((

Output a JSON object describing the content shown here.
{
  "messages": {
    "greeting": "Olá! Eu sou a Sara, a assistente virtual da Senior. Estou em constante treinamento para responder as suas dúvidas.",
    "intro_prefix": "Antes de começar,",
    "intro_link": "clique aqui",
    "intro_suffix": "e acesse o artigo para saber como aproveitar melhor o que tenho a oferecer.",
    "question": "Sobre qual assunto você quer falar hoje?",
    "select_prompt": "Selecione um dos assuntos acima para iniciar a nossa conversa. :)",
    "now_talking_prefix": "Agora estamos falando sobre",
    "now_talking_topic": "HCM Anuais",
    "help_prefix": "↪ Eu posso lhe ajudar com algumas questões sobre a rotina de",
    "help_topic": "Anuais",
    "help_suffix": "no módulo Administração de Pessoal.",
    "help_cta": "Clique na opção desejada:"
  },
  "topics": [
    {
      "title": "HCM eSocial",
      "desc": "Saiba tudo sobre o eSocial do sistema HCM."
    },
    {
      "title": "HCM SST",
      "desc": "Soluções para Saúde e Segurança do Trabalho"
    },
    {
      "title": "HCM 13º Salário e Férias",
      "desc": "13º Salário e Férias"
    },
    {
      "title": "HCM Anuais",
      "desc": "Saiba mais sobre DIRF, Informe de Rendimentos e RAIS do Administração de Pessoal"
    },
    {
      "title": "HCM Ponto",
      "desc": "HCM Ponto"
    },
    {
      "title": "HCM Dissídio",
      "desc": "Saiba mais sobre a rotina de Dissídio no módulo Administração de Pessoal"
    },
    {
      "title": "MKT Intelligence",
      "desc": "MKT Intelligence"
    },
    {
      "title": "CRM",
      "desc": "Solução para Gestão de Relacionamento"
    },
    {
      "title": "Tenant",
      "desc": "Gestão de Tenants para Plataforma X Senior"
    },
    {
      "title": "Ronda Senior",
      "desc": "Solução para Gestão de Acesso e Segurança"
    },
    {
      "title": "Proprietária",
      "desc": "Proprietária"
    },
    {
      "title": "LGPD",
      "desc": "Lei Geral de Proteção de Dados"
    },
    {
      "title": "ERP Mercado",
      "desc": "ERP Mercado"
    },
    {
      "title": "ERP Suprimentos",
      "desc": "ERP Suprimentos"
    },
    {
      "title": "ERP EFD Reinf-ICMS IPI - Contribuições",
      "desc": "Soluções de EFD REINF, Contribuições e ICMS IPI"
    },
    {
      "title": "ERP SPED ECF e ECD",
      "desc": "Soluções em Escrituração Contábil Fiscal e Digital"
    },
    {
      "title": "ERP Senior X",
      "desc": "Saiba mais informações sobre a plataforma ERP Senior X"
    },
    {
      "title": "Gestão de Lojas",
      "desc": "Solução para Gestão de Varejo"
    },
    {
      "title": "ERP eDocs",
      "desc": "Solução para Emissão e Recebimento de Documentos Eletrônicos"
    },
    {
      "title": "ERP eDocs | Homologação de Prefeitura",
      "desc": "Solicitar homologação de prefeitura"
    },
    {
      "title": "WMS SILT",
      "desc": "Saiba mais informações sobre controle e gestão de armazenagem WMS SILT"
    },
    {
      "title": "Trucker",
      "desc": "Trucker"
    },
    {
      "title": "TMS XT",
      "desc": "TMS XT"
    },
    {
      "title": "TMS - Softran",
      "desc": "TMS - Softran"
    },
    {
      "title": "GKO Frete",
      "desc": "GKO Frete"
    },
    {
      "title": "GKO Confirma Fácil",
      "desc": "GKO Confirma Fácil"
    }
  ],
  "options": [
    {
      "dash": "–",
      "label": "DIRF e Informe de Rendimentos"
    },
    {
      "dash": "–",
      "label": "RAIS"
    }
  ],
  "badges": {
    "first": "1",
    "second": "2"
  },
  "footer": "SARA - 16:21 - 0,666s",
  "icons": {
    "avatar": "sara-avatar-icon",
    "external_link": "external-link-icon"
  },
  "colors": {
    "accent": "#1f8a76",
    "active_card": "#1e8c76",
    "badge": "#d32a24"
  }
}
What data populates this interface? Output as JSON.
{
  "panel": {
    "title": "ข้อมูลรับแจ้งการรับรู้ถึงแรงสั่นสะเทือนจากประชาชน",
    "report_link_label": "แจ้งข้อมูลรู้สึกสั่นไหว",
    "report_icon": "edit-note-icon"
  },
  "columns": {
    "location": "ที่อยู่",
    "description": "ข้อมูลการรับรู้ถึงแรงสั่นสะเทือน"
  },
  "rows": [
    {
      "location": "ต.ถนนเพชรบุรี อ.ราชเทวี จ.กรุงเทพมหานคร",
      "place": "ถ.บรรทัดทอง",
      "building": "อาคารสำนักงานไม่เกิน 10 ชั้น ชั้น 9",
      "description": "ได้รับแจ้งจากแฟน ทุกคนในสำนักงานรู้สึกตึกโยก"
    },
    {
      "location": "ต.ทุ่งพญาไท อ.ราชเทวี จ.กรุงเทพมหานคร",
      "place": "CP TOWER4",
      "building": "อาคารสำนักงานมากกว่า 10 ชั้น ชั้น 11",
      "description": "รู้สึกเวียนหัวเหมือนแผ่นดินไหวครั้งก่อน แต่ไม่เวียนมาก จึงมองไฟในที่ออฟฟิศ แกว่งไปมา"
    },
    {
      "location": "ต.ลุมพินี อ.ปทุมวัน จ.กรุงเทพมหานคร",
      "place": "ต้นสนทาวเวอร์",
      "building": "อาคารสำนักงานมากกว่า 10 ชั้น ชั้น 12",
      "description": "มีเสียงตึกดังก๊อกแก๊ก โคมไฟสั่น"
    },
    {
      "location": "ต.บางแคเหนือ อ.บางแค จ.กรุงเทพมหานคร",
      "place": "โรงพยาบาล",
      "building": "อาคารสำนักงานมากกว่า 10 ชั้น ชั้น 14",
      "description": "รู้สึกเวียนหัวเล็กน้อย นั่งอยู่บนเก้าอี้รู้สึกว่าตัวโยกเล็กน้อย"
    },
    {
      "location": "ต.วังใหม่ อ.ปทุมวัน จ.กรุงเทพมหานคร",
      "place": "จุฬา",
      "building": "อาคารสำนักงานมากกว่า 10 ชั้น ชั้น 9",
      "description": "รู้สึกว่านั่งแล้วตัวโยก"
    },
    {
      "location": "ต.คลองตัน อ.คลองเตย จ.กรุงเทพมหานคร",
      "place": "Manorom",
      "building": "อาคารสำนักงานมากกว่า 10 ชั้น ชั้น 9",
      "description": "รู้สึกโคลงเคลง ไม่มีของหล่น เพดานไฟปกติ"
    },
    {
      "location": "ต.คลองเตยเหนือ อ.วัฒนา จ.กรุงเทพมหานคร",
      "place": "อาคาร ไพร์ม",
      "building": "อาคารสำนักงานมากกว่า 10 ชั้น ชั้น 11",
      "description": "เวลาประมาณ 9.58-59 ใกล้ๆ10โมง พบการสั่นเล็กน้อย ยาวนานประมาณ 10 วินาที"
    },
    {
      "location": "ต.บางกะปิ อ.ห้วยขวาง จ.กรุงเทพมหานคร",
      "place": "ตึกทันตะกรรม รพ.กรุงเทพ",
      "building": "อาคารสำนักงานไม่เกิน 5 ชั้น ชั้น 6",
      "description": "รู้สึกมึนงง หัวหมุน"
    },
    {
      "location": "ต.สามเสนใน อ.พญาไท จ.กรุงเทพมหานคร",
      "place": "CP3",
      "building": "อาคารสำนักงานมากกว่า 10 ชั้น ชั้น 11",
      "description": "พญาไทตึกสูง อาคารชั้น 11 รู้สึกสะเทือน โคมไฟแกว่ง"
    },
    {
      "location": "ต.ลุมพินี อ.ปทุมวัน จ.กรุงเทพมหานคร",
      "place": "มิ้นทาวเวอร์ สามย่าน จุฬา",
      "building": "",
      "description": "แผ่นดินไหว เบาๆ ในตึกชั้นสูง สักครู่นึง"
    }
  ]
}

))

**Exercise instructions:** Select, from the listing, all lines that include the word "place".

**Result of the exercise:**
      "place": "ถ.บรรทัดทอง",
      "place": "CP TOWER4",
      "place": "ต้นสนทาวเวอร์",
      "place": "โรงพยาบาล",
      "place": "จุฬา",
      "place": "Manorom",
      "place": "อาคาร ไพร์ม",
      "place": "ตึกทันตะกรรม รพ.กรุงเทพ",
      "place": "CP3",
      "place": "มิ้นทาวเวอร์ สามย่าน จุฬา",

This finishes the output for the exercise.